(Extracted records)
----

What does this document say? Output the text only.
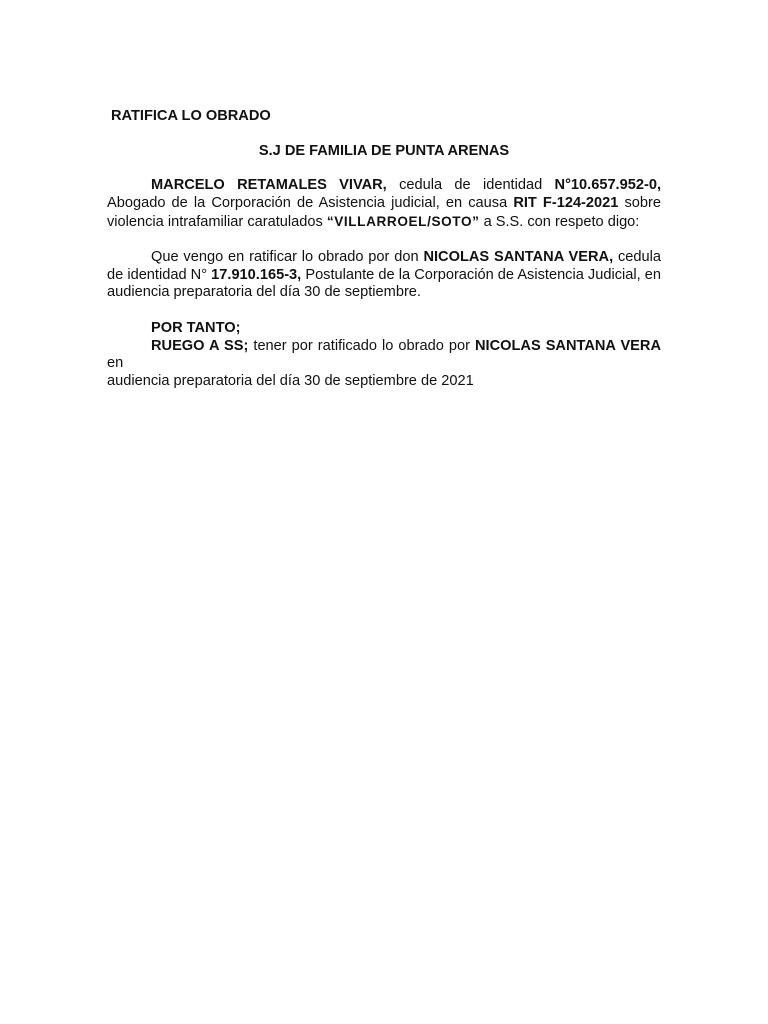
RATIFICA LO OBRADO

S.J DE FAMILIA DE PUNTA ARENAS

MARCELO RETAMALES VIVAR, cedula de identidad N°10.657.952-0, Abogado de la Corporación de Asistencia judicial, en causa RIT F-124-2021 sobre violencia intrafamiliar caratulados “VILLARROEL/SOTO” a S.S. con respeto digo:

Que vengo en ratificar lo obrado por don NICOLAS SANTANA VERA, cedula de identidad N° 17.910.165-3, Postulante de la Corporación de Asistencia Judicial, en audiencia preparatoria del día 30 de septiembre.

POR TANTO;

RUEGO A SS; tener por ratificado lo obrado por NICOLAS SANTANA VERA en

audiencia preparatoria del día 30 de septiembre de 2021
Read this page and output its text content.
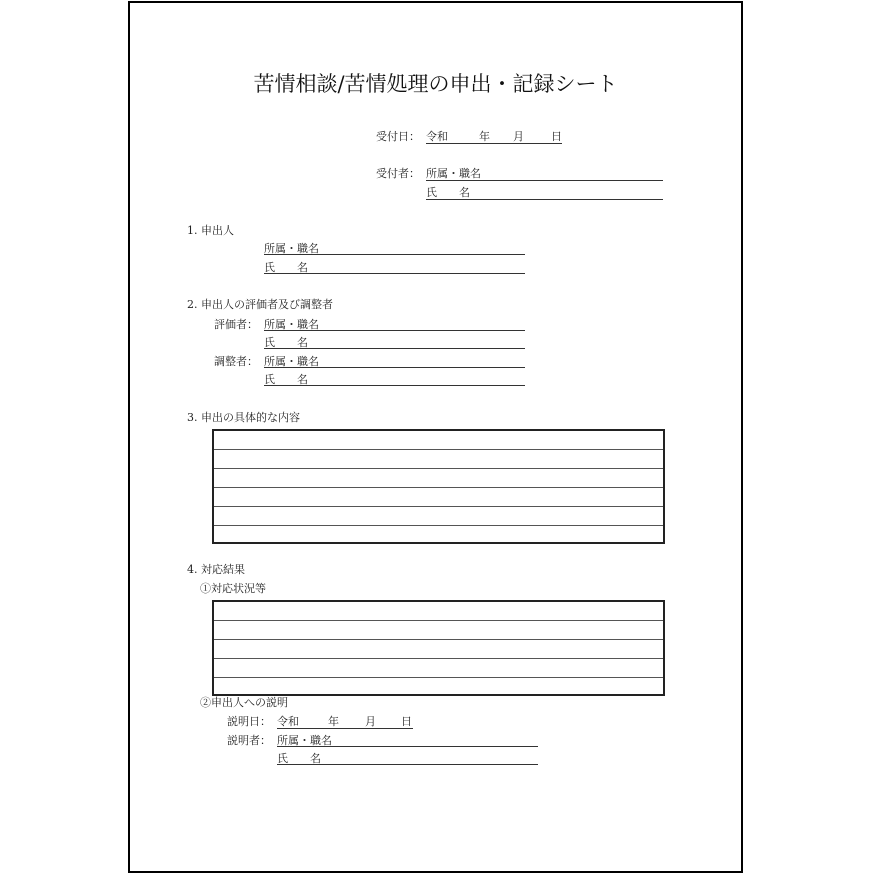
苦情相談/苦情処理の申出・記録シート
受付日： 令和	年 月 日
受付者： 所属・職名
氏　　名
1. 申出人
所属・職名
氏　　名
2. 申出人の評価者及び調整者
評価者： 所属・職名
氏　　名
調整者： 所属・職名
氏　　名
3. 申出の具体的な内容
4. 対応結果
①対応状況等
②申出人への説明
説明日： 令和	年 月 日
説明者： 所属・職名
氏　　名
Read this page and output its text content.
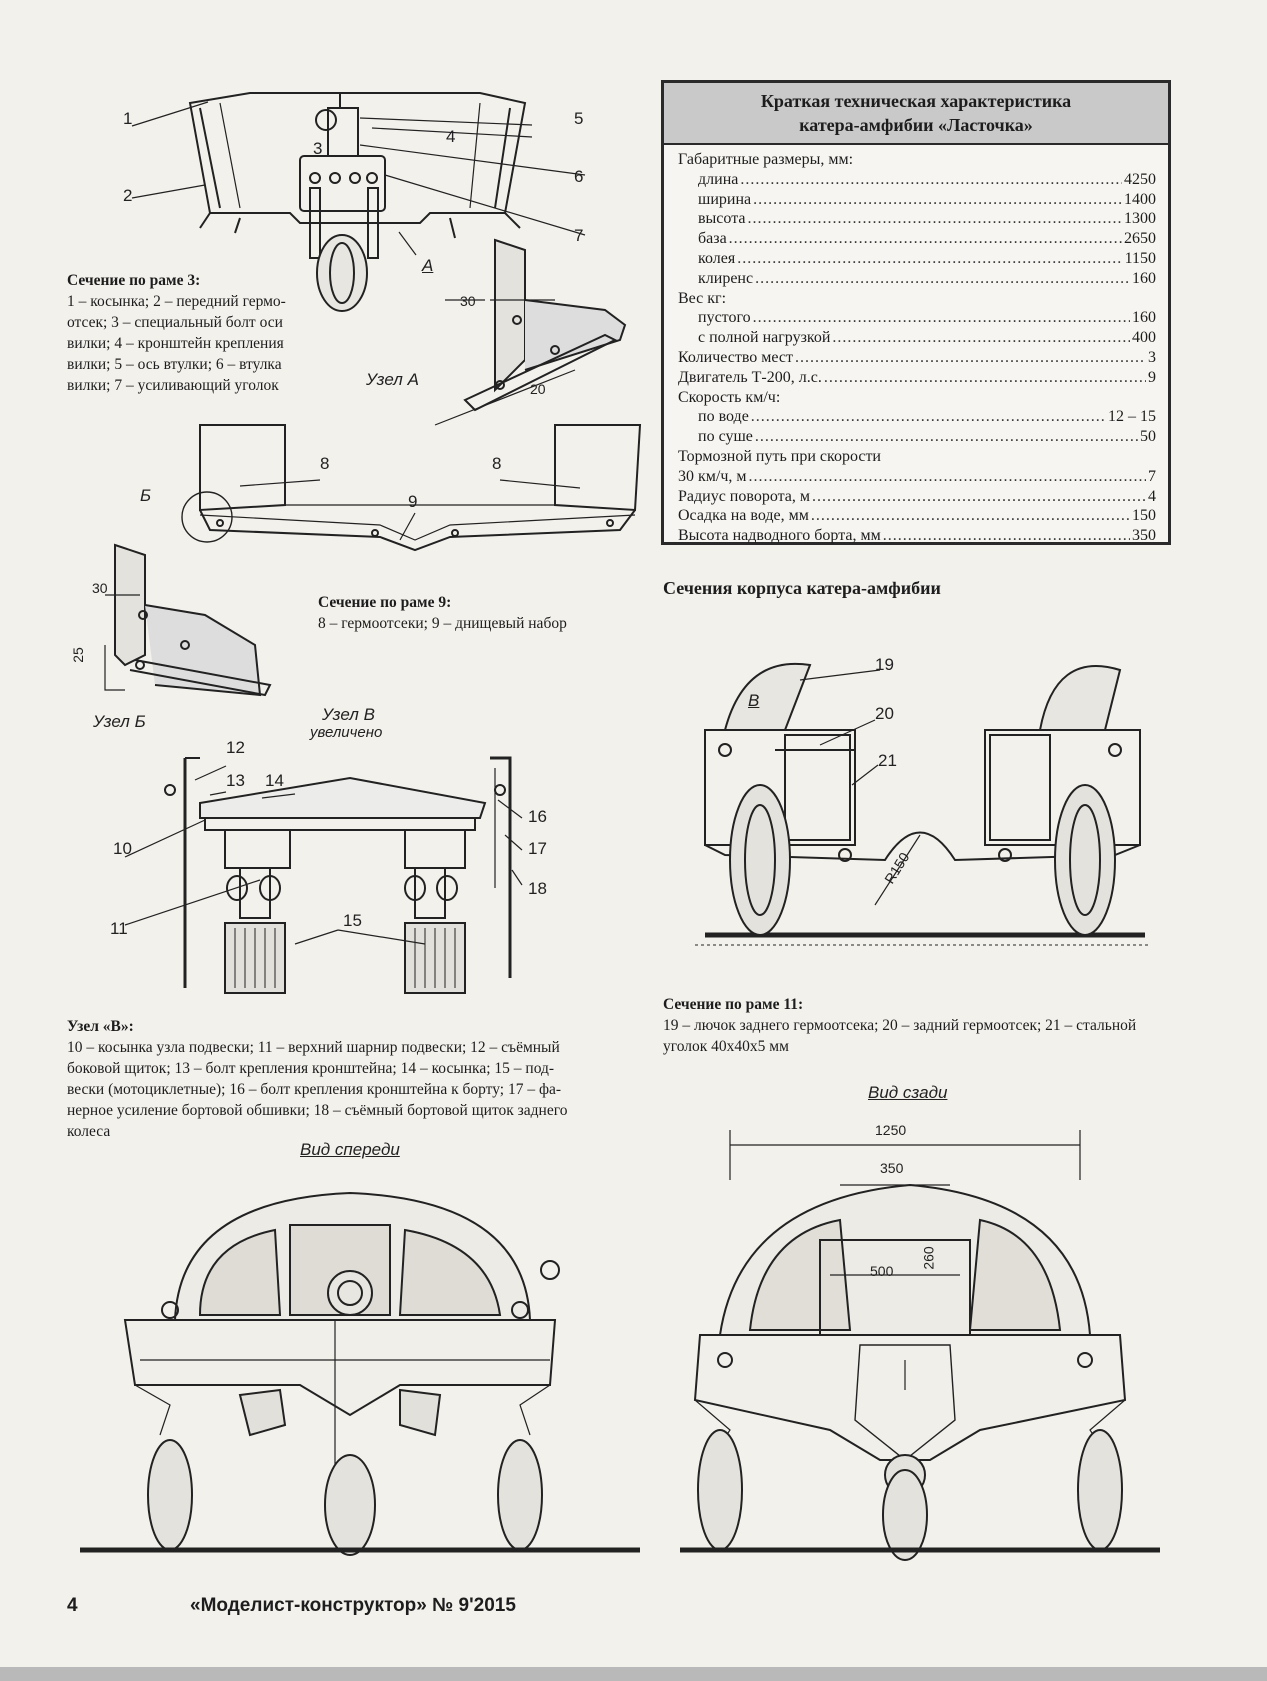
1
2
3
4
5
6
7
А
Сечение по раме 3:
1 – косынка; 2 – передний гермо-
отсек; 3 – специальный болт оси
вилки; 4 – кронштейн крепления
вилки; 5 – ось втулки; 6 – втулка
вилки; 7 – усиливающий уголок
30
20
Узел А
8	8
9
Б
Сечение по раме 9:
8 – гермоотсеки; 9 – днищевый набор
30
25
Узел Б	Узел В
увеличено
12
13 14
10
11	15
16
17
18
Узел «В»:
10 – косынка узла подвески; 11 – верхний шарнир подвески; 12 – съёмный
боковой щиток; 13 – болт крепления кронштейна; 14 – косынка; 15 – под-
вески (мотоциклетные); 16 – болт крепления кронштейна к борту; 17 – фа-
нерное усиление бортовой обшивки; 18 – съёмный бортовой щиток заднего
колеса
Краткая техническая характеристика
катера-амфибии «Ласточка»
Габаритные размеры, мм:
длина .....	4250
ширина .....	1400
высота .....	1300
база .....	2650
колея .....	1150
клиренс .....	160
Вес кг:
пустого .....	160
с полной нагрузкой .....	400
Количество мест .....	3
Двигатель Т-200, л.с. .....	9
Скорость км/ч:
по воде .....	12 – 15
по суше .....	50
Тормозной путь при скорости
30 км/ч, м .....	7
Радиус поворота, м .....	4
Осадка на воде, мм .....	150
Высота надводного борта, мм .....	350
Сечения корпуса катера-амфибии
19
20
21
В
R150
Сечение по раме 11:
19 – лючок заднего гермоотсека; 20 – задний гермоотсек; 21 – стальной
уголок 40х40х5 мм
Вид сзади
1250
350
500
260
Вид спереди
4	«Моделист-конструктор» № 9'2015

----

GIVEN TASK:
Point out every line holding the string "болт" and copy it.

FINAL RESULT:
отсек; 3 – специальный болт оси
боковой щиток; 13 – болт крепления кронштейна; 14 – косынка; 15 – под-
вески (мотоциклетные); 16 – болт крепления кронштейна к борту; 17 – фа-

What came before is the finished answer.